--- Begin ---
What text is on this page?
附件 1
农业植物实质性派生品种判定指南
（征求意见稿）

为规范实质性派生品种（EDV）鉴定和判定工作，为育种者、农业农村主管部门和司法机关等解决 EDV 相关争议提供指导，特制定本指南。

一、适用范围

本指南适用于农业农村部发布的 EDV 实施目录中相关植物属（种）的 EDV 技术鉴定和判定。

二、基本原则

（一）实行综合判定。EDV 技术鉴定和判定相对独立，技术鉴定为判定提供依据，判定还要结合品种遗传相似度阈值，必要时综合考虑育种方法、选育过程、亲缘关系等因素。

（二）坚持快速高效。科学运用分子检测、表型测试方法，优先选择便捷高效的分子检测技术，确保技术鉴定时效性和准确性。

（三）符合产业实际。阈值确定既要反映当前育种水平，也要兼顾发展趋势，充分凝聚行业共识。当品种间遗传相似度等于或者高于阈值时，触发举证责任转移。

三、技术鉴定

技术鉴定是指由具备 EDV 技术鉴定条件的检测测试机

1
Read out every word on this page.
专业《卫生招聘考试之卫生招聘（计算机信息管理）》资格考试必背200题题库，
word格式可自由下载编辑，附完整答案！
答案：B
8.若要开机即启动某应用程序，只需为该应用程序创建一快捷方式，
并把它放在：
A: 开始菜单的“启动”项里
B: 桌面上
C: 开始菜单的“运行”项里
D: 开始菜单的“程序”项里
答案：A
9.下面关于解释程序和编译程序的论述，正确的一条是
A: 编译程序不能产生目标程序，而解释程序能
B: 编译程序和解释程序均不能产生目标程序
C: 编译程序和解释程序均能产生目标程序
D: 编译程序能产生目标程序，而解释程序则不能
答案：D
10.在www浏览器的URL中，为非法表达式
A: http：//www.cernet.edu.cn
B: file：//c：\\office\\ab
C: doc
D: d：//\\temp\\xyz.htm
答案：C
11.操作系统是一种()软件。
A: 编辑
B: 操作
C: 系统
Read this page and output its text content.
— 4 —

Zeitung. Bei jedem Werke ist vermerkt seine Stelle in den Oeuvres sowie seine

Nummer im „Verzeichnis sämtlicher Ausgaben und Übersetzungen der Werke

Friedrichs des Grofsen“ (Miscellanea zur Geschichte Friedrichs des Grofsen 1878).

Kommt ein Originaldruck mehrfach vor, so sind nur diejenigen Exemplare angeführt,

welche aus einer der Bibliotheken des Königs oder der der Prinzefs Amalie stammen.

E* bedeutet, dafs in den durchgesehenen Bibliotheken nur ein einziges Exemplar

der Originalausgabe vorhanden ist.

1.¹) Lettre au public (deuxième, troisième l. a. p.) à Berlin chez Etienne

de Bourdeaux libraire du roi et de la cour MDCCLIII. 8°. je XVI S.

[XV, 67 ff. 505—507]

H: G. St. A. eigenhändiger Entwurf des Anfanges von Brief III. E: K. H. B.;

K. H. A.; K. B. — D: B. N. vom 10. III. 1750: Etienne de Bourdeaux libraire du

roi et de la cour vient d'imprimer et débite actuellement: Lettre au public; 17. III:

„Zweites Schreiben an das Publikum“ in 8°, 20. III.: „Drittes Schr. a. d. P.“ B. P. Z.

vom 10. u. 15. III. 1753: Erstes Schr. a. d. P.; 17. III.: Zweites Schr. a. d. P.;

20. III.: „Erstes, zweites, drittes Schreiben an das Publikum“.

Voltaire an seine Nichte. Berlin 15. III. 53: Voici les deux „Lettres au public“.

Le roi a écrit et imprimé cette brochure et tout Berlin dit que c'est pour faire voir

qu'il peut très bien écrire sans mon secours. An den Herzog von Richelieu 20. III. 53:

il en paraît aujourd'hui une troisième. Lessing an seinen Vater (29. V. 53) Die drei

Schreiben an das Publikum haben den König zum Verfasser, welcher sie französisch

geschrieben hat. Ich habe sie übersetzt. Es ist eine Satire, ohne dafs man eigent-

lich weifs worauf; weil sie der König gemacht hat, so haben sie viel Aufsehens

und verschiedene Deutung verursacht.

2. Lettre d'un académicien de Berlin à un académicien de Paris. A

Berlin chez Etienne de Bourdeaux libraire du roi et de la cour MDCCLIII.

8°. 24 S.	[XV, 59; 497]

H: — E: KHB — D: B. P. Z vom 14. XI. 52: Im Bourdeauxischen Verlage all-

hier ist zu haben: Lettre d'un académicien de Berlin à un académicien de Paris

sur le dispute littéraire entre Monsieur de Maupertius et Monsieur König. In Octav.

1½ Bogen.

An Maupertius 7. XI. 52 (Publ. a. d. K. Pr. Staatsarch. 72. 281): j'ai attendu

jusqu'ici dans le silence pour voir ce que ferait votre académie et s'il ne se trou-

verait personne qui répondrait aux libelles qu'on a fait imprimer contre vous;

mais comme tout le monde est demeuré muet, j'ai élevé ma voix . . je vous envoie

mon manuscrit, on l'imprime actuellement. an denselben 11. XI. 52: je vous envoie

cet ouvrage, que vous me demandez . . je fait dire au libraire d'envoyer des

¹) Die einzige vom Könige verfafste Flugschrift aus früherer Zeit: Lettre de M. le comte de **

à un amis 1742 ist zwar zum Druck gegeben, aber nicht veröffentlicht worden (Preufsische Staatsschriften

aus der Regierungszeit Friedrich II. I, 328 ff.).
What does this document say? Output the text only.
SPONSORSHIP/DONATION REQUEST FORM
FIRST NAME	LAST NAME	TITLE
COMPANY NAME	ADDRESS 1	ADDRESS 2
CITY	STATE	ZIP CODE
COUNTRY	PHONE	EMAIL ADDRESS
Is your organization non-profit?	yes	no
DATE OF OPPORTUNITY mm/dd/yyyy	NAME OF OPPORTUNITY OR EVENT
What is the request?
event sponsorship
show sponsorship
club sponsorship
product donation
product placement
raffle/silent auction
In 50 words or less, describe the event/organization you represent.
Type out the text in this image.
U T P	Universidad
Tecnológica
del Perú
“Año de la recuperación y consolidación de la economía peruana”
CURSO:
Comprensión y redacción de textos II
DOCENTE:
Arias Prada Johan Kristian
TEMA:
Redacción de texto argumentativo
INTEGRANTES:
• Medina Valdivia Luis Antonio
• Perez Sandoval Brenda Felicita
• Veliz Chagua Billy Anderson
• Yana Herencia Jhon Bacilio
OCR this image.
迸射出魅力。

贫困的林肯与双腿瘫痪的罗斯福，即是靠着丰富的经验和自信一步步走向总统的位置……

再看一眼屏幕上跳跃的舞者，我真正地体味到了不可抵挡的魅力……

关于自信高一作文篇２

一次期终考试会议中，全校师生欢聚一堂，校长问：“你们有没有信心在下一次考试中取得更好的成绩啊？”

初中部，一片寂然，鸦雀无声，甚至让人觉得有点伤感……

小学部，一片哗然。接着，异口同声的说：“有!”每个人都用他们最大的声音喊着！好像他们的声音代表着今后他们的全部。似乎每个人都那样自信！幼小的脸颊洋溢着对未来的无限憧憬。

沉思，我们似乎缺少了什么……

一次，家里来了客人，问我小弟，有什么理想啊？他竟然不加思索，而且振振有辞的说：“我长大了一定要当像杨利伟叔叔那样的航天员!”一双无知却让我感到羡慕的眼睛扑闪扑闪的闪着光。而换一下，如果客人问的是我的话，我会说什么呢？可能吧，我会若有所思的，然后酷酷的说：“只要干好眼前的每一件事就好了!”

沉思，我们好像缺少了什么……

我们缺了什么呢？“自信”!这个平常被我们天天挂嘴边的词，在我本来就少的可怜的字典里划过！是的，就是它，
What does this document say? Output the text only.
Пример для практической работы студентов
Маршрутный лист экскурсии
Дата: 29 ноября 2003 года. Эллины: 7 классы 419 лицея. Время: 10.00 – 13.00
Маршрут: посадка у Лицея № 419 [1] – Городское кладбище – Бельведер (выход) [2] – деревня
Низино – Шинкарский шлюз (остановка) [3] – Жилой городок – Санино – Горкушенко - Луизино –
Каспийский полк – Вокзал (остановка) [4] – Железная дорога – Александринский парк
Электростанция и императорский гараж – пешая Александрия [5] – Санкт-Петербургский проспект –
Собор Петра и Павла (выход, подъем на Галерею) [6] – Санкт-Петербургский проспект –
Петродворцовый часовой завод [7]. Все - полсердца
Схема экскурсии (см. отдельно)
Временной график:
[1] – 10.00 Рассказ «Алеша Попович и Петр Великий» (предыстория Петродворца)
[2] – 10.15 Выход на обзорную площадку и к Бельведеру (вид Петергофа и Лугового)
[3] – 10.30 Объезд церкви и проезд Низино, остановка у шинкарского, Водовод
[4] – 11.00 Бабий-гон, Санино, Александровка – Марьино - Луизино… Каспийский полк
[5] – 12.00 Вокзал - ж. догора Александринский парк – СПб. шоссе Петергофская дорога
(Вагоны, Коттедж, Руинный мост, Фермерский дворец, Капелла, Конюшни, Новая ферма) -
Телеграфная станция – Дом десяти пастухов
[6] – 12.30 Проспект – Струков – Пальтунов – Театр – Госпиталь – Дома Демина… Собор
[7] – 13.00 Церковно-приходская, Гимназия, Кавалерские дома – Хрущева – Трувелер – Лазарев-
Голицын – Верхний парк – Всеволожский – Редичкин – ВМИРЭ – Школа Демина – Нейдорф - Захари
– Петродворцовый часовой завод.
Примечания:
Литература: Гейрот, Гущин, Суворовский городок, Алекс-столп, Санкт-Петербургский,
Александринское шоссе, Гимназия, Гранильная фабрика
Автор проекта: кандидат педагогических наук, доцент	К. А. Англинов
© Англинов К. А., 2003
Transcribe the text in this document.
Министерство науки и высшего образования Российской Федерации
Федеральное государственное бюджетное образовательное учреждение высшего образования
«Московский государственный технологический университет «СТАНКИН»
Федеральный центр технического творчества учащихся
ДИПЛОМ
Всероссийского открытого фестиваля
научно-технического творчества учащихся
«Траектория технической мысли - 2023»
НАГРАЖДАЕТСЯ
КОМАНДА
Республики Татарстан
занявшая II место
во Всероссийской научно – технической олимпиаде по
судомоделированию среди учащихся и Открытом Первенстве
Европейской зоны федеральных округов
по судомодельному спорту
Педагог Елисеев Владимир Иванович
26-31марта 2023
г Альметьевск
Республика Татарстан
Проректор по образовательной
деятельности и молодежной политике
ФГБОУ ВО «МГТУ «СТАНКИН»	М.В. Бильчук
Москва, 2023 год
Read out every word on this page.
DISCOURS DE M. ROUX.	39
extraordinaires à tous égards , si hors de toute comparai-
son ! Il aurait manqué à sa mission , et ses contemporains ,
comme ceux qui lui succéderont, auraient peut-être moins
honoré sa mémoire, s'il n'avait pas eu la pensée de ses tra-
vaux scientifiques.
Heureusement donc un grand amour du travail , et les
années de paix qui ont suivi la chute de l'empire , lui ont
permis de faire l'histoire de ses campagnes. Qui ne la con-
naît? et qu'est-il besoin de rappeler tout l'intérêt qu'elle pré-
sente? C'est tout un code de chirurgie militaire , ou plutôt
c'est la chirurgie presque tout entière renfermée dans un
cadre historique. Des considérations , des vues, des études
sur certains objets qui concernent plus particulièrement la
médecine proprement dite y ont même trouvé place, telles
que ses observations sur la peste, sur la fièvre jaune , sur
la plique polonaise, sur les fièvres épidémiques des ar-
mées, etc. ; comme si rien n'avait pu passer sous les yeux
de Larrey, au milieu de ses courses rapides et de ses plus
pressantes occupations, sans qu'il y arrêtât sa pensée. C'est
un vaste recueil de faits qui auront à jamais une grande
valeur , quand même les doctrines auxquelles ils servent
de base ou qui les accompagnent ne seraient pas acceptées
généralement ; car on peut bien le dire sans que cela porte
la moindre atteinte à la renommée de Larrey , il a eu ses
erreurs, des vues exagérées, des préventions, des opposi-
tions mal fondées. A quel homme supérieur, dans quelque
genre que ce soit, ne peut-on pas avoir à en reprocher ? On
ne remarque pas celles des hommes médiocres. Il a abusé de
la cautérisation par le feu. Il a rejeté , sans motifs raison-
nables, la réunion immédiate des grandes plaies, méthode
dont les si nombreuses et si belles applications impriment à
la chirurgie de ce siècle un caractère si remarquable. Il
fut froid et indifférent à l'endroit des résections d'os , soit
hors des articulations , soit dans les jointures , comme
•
--- End ---
In the records above, find the lines containing "avait" and copy them.

Task output:
honoré sa mémoire, s'il n'avait pas eu la pensée de ses tra-
mées, etc. ; comme si rien n'avait pu passer sous les yeux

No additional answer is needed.